EXERCISE REQUIREMENTS
Show every line where "nSocial" occurs.

SUPPLIED MATERIAL

:::::

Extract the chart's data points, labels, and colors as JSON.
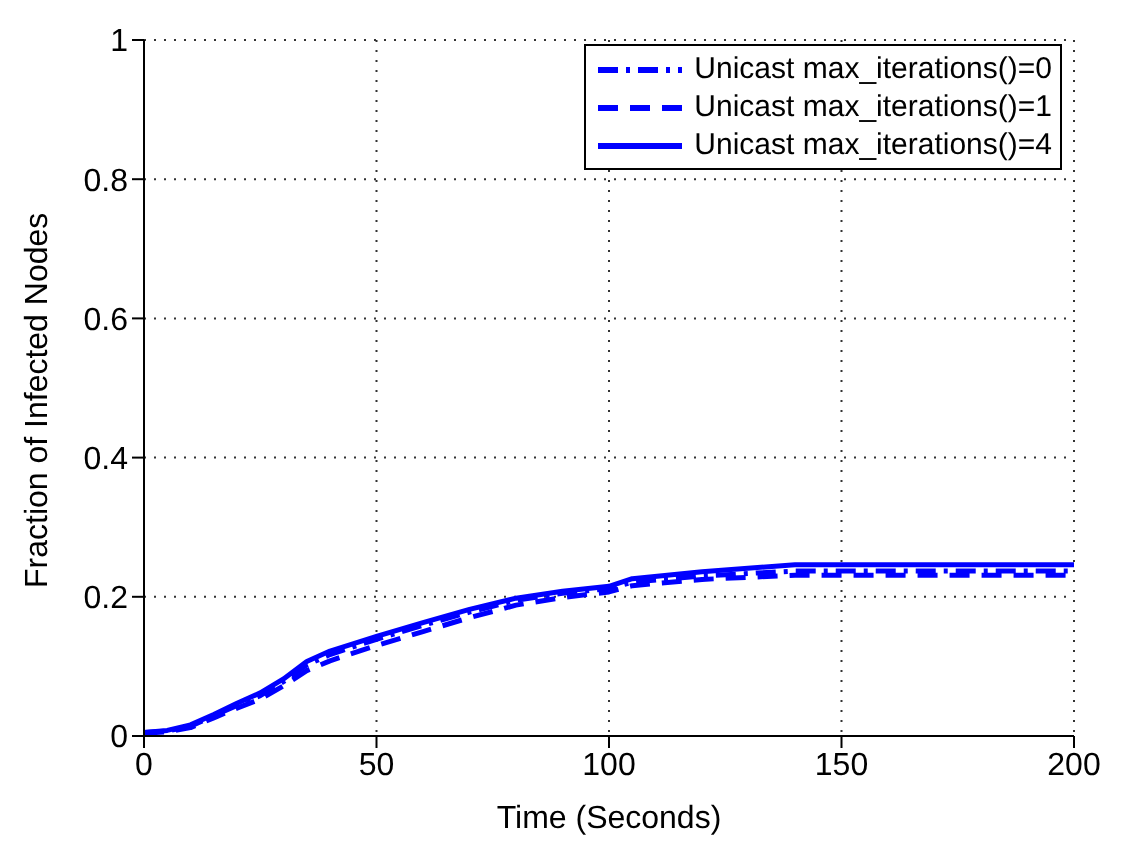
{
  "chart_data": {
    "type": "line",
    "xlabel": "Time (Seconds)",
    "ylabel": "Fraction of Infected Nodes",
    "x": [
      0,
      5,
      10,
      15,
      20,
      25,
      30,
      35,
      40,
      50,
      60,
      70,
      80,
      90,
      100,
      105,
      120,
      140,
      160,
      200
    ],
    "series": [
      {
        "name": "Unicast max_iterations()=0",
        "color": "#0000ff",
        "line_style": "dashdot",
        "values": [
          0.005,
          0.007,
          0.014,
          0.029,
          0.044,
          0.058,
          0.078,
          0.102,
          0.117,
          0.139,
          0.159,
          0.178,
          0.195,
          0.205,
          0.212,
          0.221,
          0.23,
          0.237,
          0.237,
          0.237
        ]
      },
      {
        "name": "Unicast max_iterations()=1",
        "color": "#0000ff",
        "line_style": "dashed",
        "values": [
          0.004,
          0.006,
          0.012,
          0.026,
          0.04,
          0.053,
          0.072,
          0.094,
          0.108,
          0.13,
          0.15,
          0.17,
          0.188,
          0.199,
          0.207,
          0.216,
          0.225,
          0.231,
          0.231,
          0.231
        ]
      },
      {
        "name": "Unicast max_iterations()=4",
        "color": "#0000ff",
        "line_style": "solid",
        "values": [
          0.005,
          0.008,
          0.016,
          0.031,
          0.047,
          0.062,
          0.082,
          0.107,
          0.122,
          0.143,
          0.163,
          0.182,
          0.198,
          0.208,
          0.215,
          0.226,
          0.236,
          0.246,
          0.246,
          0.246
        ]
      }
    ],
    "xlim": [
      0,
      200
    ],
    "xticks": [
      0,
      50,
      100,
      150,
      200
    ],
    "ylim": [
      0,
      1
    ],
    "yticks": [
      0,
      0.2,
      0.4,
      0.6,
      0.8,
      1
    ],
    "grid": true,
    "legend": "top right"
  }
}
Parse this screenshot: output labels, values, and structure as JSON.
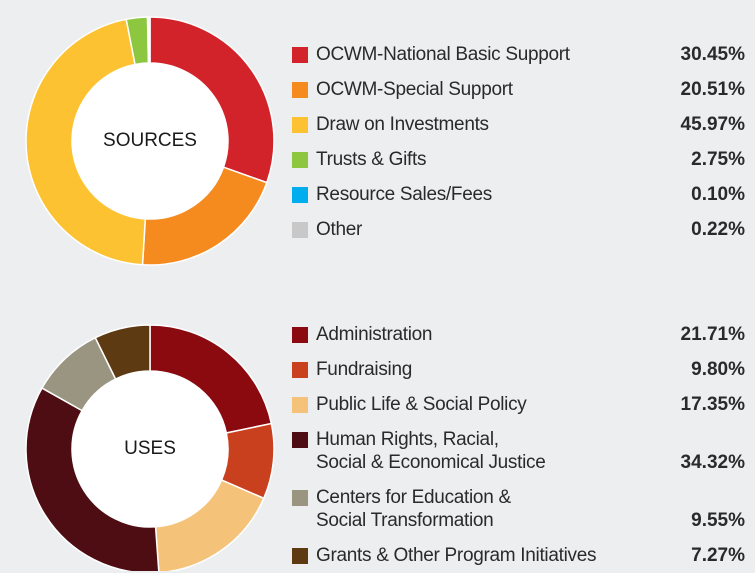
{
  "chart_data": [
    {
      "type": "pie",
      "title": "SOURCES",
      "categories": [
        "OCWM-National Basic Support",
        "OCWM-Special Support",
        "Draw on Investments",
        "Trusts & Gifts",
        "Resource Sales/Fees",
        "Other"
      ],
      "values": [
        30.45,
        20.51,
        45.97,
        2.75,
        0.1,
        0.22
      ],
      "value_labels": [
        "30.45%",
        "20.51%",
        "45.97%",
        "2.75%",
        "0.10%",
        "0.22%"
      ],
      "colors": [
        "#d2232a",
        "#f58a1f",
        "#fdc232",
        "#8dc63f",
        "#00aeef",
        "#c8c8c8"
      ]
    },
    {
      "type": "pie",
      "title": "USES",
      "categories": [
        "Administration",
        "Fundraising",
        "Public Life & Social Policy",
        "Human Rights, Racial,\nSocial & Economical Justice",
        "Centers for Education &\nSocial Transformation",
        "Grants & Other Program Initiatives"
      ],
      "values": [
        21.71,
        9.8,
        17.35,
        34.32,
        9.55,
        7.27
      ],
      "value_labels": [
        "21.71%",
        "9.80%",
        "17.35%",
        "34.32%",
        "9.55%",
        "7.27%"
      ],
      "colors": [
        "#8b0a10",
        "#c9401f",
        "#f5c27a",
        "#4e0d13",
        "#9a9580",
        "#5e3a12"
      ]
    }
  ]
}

:::::

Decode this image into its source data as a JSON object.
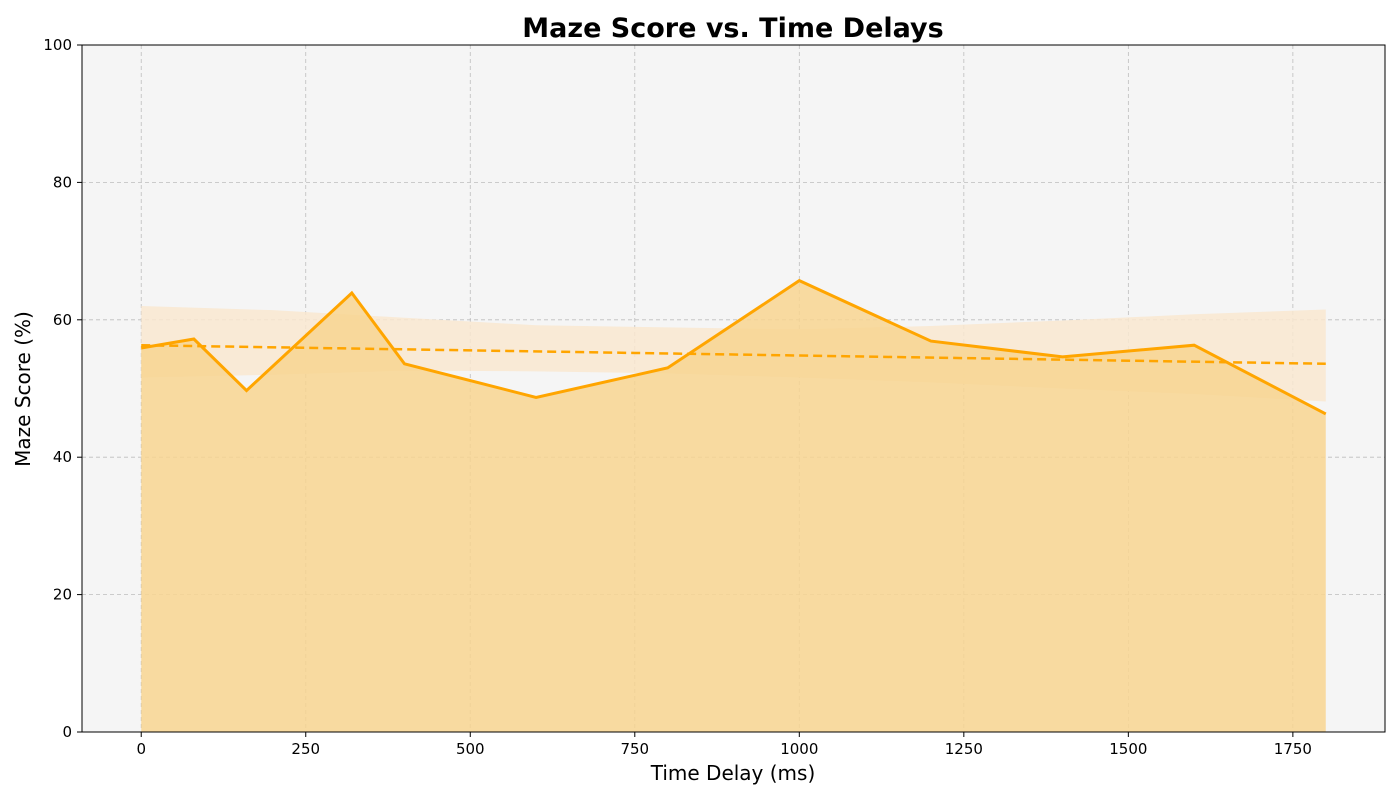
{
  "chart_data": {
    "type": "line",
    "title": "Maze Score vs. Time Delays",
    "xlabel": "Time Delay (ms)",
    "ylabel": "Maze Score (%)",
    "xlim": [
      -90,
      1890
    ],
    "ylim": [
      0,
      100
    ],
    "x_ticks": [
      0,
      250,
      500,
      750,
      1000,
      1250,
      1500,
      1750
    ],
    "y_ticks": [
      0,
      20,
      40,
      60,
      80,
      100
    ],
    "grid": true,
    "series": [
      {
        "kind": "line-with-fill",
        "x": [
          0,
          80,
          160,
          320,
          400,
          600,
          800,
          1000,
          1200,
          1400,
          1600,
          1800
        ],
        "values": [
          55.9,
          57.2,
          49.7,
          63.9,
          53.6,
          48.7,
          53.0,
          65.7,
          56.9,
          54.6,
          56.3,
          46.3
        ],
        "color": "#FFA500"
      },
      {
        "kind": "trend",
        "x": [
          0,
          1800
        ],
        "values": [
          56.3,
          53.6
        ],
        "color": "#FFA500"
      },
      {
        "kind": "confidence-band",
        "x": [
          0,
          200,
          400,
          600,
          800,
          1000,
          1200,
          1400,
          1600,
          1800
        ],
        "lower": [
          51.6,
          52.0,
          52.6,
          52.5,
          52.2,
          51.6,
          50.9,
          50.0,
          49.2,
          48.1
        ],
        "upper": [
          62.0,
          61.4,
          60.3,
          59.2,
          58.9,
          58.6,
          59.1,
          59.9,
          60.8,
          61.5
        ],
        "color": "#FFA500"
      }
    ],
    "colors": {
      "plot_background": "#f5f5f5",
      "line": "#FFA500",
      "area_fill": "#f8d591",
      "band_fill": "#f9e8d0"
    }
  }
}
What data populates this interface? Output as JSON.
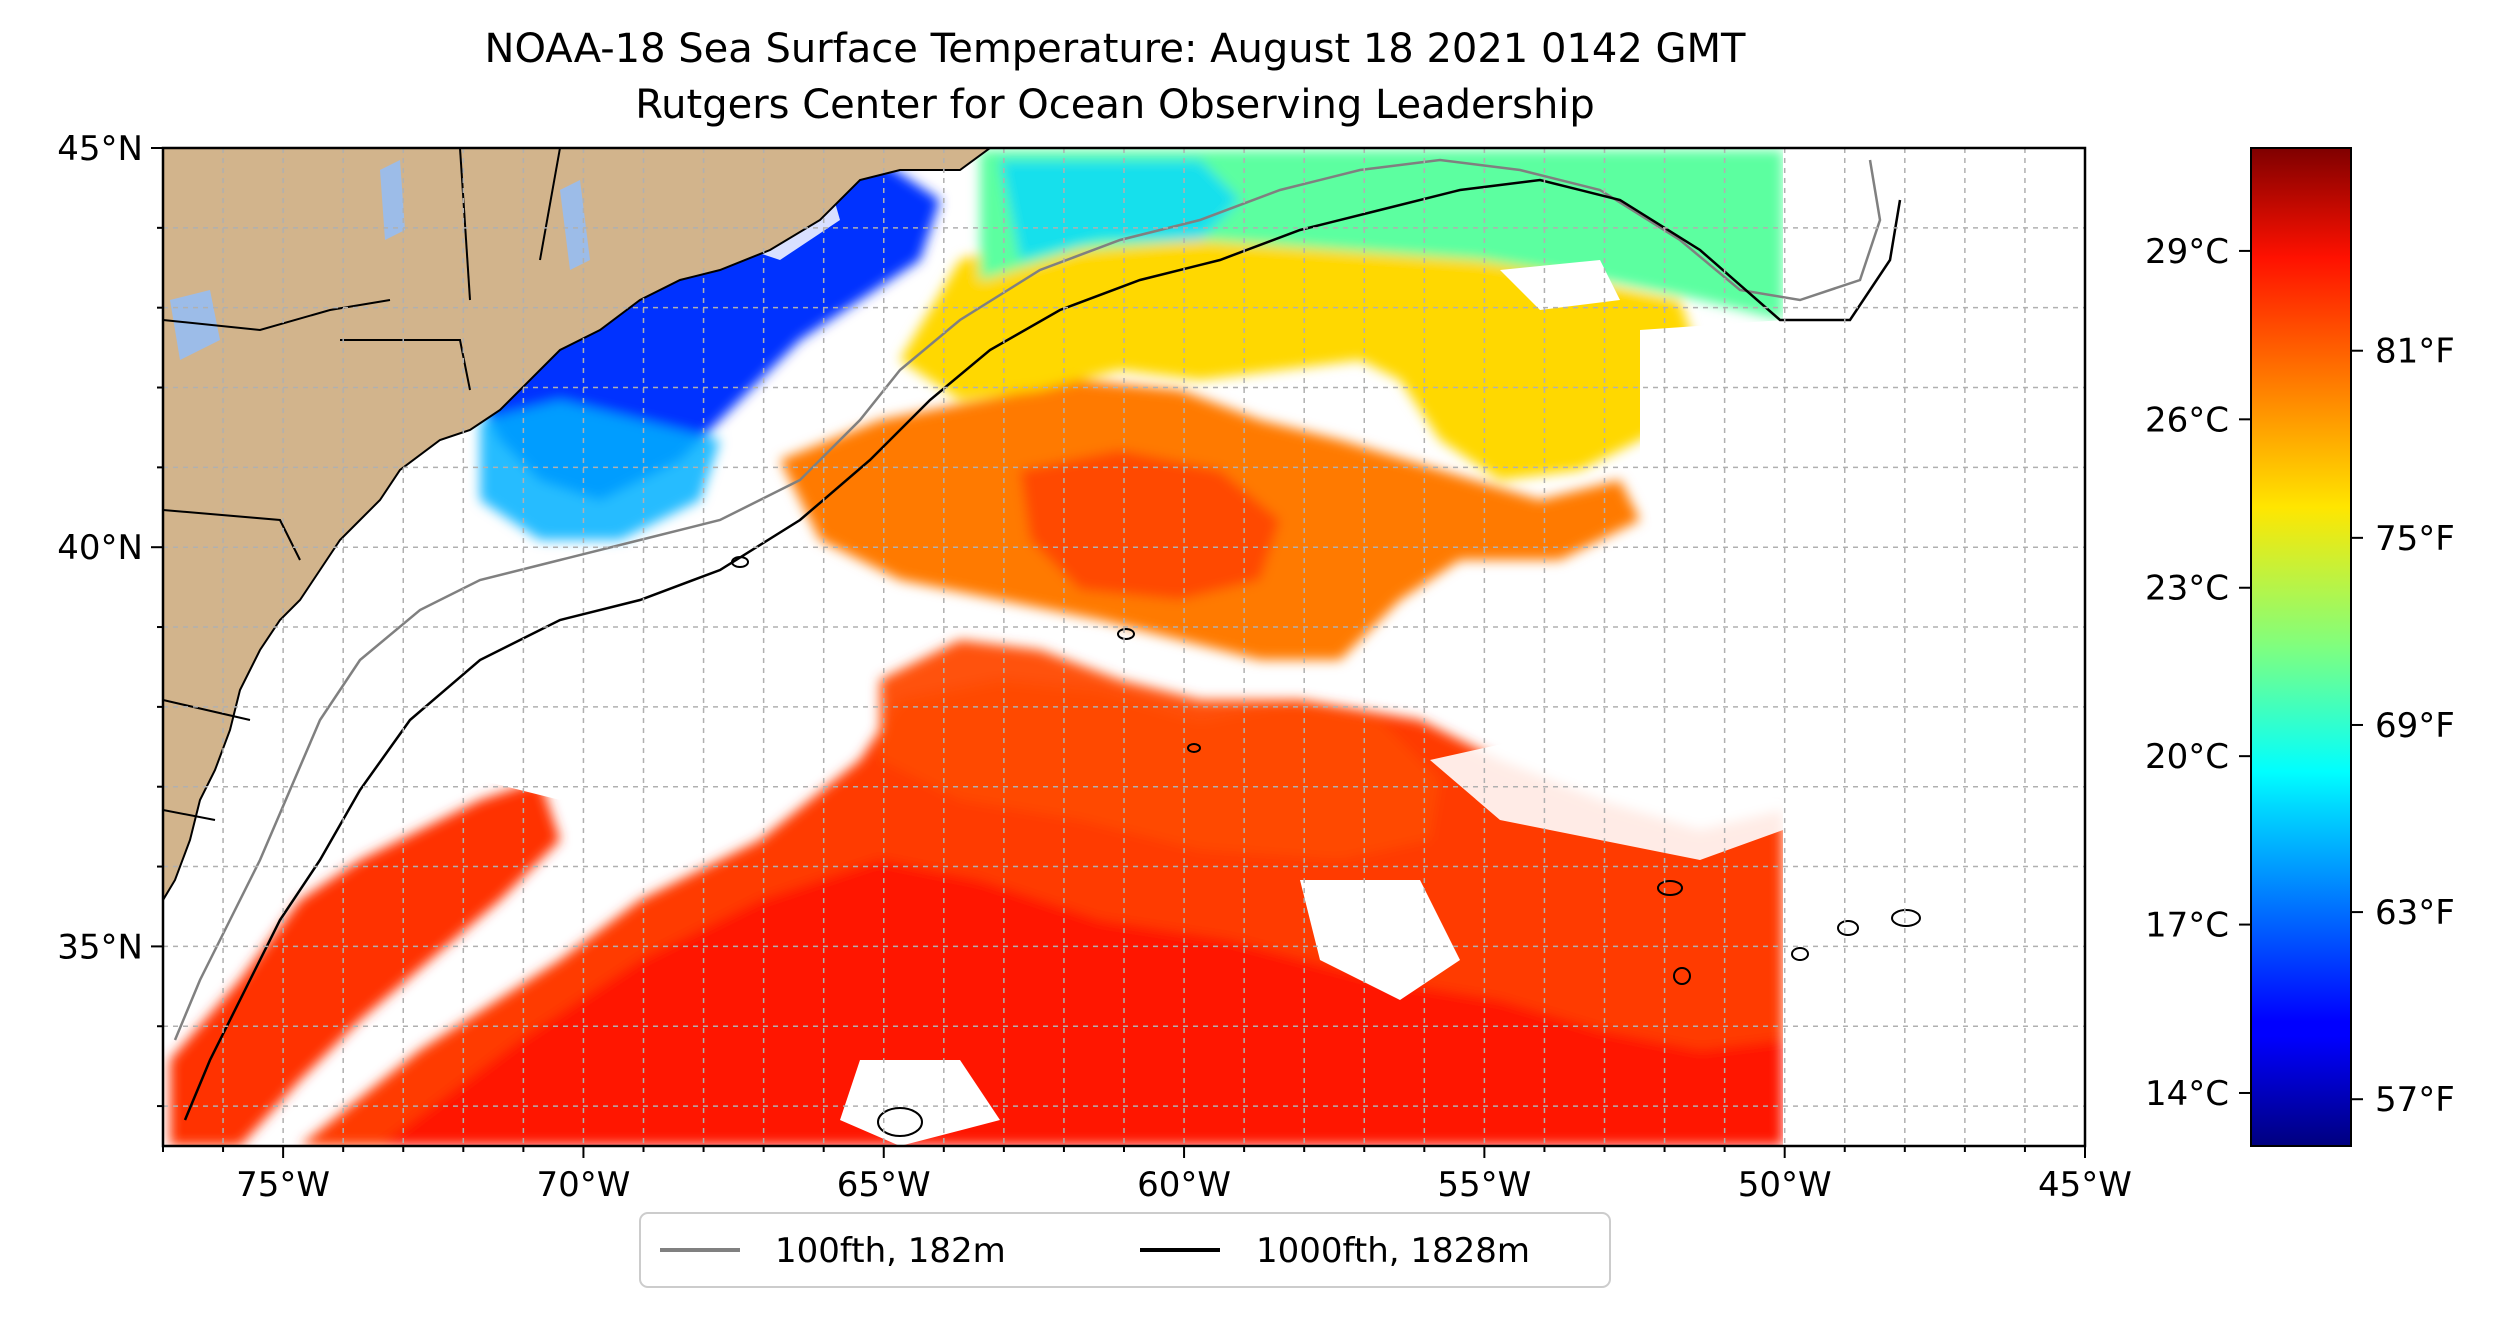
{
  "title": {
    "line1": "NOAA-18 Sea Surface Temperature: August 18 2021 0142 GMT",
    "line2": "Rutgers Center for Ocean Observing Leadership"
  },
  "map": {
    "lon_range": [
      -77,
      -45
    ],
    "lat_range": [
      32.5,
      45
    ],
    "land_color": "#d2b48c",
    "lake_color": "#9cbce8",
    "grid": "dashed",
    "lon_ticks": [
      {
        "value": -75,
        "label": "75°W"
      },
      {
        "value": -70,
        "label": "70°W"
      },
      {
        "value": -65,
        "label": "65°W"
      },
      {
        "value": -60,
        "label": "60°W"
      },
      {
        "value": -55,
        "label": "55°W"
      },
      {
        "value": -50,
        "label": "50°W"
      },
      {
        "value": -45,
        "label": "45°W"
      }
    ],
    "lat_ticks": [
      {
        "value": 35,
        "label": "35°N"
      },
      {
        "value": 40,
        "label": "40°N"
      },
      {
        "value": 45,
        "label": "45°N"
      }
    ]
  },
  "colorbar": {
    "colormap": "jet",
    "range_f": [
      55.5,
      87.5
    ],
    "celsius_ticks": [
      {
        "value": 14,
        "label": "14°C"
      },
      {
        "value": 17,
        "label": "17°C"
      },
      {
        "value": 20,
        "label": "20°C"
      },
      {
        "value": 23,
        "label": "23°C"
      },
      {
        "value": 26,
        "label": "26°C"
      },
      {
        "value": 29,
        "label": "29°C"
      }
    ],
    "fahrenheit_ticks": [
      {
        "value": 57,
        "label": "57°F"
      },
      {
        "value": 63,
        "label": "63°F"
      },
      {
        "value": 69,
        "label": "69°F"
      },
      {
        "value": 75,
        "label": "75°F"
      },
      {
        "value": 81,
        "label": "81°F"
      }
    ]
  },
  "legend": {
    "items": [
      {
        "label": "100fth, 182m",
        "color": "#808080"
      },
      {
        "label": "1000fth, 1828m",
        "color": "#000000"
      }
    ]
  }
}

:::::

SOLUTION TO THIS PROBLEM
        "Human Rights, Racial,\nSocial & Economical Justice",
        "Centers for Education &\nSocial Transformation",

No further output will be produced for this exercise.